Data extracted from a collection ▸

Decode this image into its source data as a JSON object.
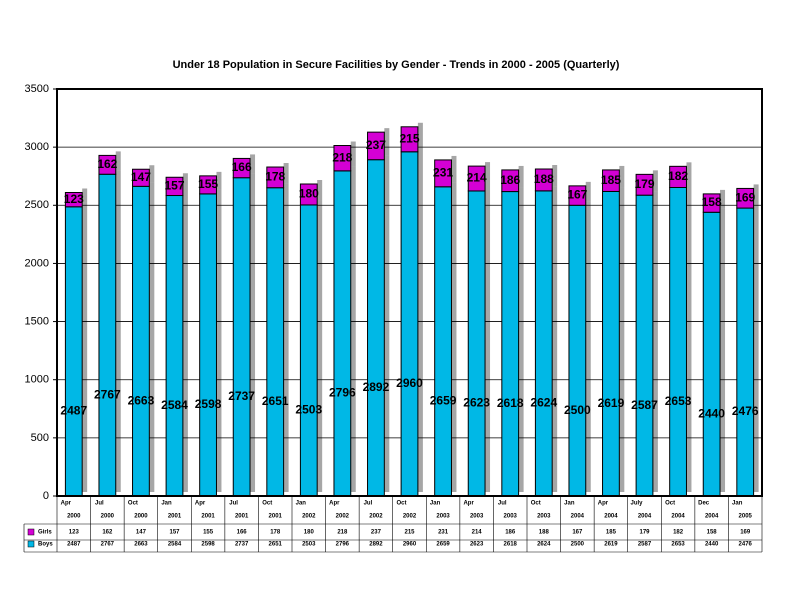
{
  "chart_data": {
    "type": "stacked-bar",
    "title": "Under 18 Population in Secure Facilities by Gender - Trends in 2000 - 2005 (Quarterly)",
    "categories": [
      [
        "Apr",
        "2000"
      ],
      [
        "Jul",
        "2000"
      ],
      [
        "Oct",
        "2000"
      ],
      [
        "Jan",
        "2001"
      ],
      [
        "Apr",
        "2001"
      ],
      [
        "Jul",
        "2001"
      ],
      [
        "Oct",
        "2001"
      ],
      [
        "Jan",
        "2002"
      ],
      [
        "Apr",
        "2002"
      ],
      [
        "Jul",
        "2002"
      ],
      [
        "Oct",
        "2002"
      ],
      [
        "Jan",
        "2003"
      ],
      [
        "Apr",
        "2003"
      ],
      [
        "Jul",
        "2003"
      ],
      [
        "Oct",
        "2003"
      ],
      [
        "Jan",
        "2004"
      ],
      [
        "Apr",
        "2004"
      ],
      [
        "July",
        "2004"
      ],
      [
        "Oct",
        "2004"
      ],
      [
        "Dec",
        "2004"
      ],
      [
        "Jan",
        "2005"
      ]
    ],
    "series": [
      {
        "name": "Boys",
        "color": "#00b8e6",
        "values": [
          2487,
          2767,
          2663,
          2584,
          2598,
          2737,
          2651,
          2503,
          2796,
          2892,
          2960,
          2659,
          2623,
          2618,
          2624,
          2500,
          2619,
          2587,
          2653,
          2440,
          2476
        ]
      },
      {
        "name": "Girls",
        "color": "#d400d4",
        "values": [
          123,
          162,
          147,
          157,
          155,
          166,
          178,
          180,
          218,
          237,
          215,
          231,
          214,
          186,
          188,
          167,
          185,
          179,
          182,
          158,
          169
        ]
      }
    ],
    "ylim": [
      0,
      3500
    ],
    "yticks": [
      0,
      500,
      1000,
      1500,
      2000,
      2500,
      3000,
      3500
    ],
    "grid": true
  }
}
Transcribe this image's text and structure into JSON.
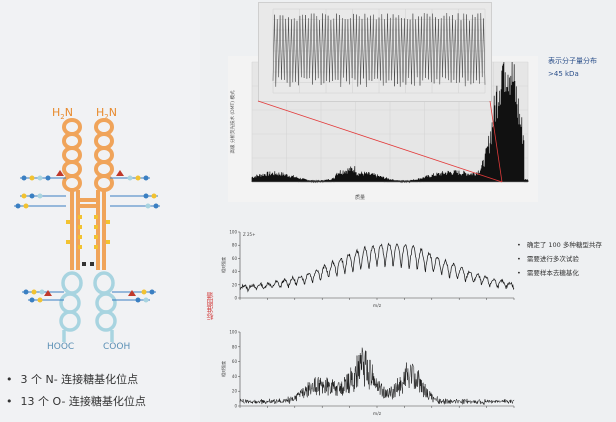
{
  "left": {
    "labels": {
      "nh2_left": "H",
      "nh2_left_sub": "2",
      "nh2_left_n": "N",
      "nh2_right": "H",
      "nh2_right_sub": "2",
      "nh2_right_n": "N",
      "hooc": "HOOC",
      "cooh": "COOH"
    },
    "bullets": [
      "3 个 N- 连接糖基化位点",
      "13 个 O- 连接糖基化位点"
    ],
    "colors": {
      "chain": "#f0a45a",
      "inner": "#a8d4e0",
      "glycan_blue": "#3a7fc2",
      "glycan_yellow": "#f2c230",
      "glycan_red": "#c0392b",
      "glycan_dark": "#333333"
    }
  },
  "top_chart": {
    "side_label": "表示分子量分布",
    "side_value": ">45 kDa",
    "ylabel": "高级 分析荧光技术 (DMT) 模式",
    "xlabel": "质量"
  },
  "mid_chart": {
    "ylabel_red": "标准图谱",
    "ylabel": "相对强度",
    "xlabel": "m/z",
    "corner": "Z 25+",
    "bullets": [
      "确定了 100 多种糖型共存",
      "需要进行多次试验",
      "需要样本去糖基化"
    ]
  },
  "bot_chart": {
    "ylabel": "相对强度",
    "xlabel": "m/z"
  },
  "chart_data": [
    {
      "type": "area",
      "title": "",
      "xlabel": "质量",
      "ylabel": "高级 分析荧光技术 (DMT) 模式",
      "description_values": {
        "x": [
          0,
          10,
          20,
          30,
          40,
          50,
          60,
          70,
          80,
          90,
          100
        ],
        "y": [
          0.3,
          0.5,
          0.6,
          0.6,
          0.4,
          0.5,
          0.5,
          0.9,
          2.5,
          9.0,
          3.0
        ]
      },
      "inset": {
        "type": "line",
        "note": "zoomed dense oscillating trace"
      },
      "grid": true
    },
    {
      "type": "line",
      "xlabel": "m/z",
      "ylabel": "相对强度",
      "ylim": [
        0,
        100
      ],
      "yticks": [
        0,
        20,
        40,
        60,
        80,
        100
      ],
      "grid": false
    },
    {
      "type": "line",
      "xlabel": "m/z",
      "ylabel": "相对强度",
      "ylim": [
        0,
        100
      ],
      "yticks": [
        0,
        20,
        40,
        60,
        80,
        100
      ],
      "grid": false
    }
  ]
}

GIVEN INSTRUCTION ▸ Omit every picture while copying the listing above exactly.

SOLUTION FOR THIS EXERCISE ▸
Decode this image into its source data as a JSON object.
{
  "chart_data": {
    "type": "stacked-bar",
    "title": "Under 18 Population in Secure Facilities by Gender - Trends in 2000 - 2005 (Quarterly)",
    "categories": [
      [
        "Apr",
        "2000"
      ],
      [
        "Jul",
        "2000"
      ],
      [
        "Oct",
        "2000"
      ],
      [
        "Jan",
        "2001"
      ],
      [
        "Apr",
        "2001"
      ],
      [
        "Jul",
        "2001"
      ],
      [
        "Oct",
        "2001"
      ],
      [
        "Jan",
        "2002"
      ],
      [
        "Apr",
        "2002"
      ],
      [
        "Jul",
        "2002"
      ],
      [
        "Oct",
        "2002"
      ],
      [
        "Jan",
        "2003"
      ],
      [
        "Apr",
        "2003"
      ],
      [
        "Jul",
        "2003"
      ],
      [
        "Oct",
        "2003"
      ],
      [
        "Jan",
        "2004"
      ],
      [
        "Apr",
        "2004"
      ],
      [
        "July",
        "2004"
      ],
      [
        "Oct",
        "2004"
      ],
      [
        "Dec",
        "2004"
      ],
      [
        "Jan",
        "2005"
      ]
    ],
    "series": [
      {
        "name": "Boys",
        "color": "#00b8e6",
        "values": [
          2487,
          2767,
          2663,
          2584,
          2598,
          2737,
          2651,
          2503,
          2796,
          2892,
          2960,
          2659,
          2623,
          2618,
          2624,
          2500,
          2619,
          2587,
          2653,
          2440,
          2476
        ]
      },
      {
        "name": "Girls",
        "color": "#d400d4",
        "values": [
          123,
          162,
          147,
          157,
          155,
          166,
          178,
          180,
          218,
          237,
          215,
          231,
          214,
          186,
          188,
          167,
          185,
          179,
          182,
          158,
          169
        ]
      }
    ],
    "ylim": [
      0,
      3500
    ],
    "yticks": [
      0,
      500,
      1000,
      1500,
      2000,
      2500,
      3000,
      3500
    ],
    "grid": true
  }
}
Transcribe this image's text and structure into JSON.
{
  "left": {
    "labels": {
      "nh2_left": "H",
      "nh2_left_sub": "2",
      "nh2_left_n": "N",
      "nh2_right": "H",
      "nh2_right_sub": "2",
      "nh2_right_n": "N",
      "hooc": "HOOC",
      "cooh": "COOH"
    },
    "bullets": [
      "3 个 N- 连接糖基化位点",
      "13 个 O- 连接糖基化位点"
    ],
    "colors": {
      "chain": "#f0a45a",
      "inner": "#a8d4e0",
      "glycan_blue": "#3a7fc2",
      "glycan_yellow": "#f2c230",
      "glycan_red": "#c0392b",
      "glycan_dark": "#333333"
    }
  },
  "top_chart": {
    "side_label": "表示分子量分布",
    "side_value": ">45 kDa",
    "ylabel": "高级 分析荧光技术 (DMT) 模式",
    "xlabel": "质量"
  },
  "mid_chart": {
    "ylabel_red": "标准图谱",
    "ylabel": "相对强度",
    "xlabel": "m/z",
    "corner": "Z 25+",
    "bullets": [
      "确定了 100 多种糖型共存",
      "需要进行多次试验",
      "需要样本去糖基化"
    ]
  },
  "bot_chart": {
    "ylabel": "相对强度",
    "xlabel": "m/z"
  },
  "chart_data": [
    {
      "type": "area",
      "title": "",
      "xlabel": "质量",
      "ylabel": "高级 分析荧光技术 (DMT) 模式",
      "description_values": {
        "x": [
          0,
          10,
          20,
          30,
          40,
          50,
          60,
          70,
          80,
          90,
          100
        ],
        "y": [
          0.3,
          0.5,
          0.6,
          0.6,
          0.4,
          0.5,
          0.5,
          0.9,
          2.5,
          9.0,
          3.0
        ]
      },
      "inset": {
        "type": "line",
        "note": "zoomed dense oscillating trace"
      },
      "grid": true
    },
    {
      "type": "line",
      "xlabel": "m/z",
      "ylabel": "相对强度",
      "ylim": [
        0,
        100
      ],
      "yticks": [
        0,
        20,
        40,
        60,
        80,
        100
      ],
      "grid": false
    },
    {
      "type": "line",
      "xlabel": "m/z",
      "ylabel": "相对强度",
      "ylim": [
        0,
        100
      ],
      "yticks": [
        0,
        20,
        40,
        60,
        80,
        100
      ],
      "grid": false
    }
  ]
}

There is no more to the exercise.